BEGIN INPUT ROWS

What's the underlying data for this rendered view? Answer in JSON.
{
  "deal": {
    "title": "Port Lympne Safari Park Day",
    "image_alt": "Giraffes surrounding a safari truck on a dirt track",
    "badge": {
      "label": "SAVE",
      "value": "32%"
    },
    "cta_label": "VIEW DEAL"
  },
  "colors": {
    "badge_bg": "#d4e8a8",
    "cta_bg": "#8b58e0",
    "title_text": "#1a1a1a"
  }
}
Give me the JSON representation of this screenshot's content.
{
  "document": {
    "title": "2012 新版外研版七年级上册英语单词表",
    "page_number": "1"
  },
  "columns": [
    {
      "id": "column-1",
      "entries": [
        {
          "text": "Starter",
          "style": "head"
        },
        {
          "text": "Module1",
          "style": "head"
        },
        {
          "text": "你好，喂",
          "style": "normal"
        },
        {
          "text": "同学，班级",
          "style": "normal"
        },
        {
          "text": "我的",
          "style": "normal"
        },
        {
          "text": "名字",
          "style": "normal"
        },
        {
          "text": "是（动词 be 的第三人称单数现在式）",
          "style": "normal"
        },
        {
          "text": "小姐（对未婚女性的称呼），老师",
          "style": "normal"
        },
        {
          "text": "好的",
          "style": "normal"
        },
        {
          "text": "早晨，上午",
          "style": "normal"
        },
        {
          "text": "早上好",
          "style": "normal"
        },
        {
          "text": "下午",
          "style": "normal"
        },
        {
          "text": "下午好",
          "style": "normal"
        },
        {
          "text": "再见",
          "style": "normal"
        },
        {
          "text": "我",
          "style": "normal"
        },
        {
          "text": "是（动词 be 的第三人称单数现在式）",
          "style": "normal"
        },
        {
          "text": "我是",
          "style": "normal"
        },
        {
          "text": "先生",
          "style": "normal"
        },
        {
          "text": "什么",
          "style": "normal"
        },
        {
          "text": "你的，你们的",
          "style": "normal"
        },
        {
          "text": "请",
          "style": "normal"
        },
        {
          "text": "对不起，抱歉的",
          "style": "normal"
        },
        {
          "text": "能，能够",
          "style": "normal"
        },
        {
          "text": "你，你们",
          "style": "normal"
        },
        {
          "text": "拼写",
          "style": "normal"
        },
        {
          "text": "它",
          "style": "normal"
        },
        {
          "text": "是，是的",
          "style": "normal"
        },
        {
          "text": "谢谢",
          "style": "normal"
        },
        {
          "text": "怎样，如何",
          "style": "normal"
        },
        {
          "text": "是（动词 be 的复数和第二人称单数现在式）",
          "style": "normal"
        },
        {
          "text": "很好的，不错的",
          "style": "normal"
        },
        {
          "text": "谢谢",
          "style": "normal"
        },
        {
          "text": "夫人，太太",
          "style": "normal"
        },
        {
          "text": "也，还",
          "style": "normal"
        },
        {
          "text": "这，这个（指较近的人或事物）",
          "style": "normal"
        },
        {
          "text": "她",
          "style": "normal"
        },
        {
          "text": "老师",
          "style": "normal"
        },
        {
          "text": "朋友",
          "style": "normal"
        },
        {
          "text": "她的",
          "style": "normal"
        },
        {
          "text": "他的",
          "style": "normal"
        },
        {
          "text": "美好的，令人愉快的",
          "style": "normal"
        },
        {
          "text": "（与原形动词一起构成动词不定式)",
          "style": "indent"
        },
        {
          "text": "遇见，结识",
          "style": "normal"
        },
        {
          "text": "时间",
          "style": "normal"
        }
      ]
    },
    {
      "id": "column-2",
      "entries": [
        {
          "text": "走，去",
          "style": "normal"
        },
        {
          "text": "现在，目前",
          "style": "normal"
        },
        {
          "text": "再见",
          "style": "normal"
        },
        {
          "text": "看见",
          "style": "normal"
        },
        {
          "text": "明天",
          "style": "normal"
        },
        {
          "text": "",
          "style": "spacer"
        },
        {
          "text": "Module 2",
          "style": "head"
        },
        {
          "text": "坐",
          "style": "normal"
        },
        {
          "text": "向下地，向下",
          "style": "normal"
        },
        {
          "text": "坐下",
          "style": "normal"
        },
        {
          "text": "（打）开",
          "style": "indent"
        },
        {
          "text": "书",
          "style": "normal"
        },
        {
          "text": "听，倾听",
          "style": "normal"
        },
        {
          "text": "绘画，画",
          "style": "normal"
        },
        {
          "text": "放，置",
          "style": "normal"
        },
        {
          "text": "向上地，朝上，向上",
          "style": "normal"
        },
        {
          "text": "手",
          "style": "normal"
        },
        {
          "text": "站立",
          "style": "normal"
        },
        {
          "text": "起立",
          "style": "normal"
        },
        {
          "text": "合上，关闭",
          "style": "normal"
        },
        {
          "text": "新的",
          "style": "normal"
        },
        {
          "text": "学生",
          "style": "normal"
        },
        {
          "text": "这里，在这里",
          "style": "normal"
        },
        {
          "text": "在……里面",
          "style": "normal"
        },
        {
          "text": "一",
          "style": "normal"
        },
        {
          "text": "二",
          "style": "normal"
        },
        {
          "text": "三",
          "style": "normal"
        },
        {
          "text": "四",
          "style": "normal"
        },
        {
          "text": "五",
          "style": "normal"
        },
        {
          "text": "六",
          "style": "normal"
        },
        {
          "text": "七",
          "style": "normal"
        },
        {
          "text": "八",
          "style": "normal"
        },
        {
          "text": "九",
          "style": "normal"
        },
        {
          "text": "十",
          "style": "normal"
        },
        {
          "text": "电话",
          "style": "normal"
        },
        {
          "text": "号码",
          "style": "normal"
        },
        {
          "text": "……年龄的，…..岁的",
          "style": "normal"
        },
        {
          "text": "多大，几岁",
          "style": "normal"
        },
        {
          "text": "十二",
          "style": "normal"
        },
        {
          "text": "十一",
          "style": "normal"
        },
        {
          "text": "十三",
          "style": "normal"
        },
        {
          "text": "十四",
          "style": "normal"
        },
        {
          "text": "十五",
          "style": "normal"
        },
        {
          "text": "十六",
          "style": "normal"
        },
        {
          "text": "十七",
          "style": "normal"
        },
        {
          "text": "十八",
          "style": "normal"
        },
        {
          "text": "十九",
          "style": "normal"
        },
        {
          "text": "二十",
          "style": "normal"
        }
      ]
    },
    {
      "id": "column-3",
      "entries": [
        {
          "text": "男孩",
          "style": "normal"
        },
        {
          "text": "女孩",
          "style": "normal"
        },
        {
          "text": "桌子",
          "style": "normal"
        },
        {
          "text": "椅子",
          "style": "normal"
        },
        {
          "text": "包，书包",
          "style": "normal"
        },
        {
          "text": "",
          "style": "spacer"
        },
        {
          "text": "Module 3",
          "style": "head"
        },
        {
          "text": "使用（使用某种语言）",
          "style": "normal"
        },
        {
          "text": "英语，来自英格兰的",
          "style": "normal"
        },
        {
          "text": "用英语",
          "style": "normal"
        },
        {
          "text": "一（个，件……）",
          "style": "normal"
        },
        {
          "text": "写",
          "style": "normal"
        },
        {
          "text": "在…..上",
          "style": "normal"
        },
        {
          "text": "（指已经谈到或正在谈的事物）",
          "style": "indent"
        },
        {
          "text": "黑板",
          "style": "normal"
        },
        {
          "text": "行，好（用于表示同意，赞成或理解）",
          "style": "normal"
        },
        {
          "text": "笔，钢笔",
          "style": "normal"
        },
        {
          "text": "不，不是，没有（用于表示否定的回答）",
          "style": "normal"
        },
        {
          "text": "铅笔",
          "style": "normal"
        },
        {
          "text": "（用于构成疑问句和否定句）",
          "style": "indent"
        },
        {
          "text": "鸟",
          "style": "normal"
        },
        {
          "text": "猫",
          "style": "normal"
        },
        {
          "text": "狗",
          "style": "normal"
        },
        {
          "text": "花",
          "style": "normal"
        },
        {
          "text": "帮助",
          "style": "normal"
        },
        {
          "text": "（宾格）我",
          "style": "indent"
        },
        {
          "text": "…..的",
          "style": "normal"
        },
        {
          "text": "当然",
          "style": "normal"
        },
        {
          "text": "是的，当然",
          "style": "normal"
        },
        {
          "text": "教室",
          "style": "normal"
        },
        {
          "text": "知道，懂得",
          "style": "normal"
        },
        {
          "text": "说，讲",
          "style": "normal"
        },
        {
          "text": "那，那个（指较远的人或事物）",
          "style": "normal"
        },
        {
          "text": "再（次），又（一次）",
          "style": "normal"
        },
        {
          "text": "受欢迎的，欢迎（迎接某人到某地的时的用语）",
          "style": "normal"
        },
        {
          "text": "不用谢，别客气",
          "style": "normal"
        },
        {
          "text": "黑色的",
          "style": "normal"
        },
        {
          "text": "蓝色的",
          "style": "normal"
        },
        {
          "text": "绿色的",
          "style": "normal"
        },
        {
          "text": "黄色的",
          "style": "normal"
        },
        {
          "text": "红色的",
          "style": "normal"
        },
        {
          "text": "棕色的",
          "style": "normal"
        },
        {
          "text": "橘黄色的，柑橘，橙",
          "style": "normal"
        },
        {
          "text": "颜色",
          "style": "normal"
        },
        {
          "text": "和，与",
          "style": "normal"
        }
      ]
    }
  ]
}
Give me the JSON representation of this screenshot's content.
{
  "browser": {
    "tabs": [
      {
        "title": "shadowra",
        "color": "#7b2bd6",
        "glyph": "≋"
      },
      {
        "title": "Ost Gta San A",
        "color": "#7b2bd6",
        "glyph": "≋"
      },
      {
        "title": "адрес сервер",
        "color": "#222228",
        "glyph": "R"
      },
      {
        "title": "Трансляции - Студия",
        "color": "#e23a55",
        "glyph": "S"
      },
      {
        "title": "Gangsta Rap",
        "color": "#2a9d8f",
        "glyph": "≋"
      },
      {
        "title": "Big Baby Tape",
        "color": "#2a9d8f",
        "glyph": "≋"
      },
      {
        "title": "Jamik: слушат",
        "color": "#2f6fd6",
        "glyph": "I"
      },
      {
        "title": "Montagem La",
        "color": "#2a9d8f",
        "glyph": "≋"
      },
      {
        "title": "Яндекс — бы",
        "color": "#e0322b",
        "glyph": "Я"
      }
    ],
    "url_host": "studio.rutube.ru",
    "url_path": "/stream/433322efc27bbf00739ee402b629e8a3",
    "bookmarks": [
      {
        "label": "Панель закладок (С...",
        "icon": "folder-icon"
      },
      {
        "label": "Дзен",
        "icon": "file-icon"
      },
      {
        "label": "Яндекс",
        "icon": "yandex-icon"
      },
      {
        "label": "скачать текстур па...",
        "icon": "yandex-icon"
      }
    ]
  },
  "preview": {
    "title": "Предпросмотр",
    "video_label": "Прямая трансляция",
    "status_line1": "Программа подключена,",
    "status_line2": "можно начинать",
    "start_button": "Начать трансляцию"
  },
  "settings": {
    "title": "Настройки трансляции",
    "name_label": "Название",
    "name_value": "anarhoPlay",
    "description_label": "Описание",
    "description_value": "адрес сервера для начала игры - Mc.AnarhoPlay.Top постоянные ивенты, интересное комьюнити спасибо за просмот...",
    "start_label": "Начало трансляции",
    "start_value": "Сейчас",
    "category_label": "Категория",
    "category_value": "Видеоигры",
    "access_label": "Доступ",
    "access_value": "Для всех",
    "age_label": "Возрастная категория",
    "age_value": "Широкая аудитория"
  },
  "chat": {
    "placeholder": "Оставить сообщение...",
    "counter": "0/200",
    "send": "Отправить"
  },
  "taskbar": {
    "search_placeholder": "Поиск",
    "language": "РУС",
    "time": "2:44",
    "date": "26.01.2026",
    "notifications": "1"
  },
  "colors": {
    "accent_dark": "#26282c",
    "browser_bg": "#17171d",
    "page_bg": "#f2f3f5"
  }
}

END INPUT ROWS

**REQUIRED WORK:** Lines holding the word "icon" should be counted across the entries; state only how many there are.

**SOLUTION FOR THIS PROBLEM:** 4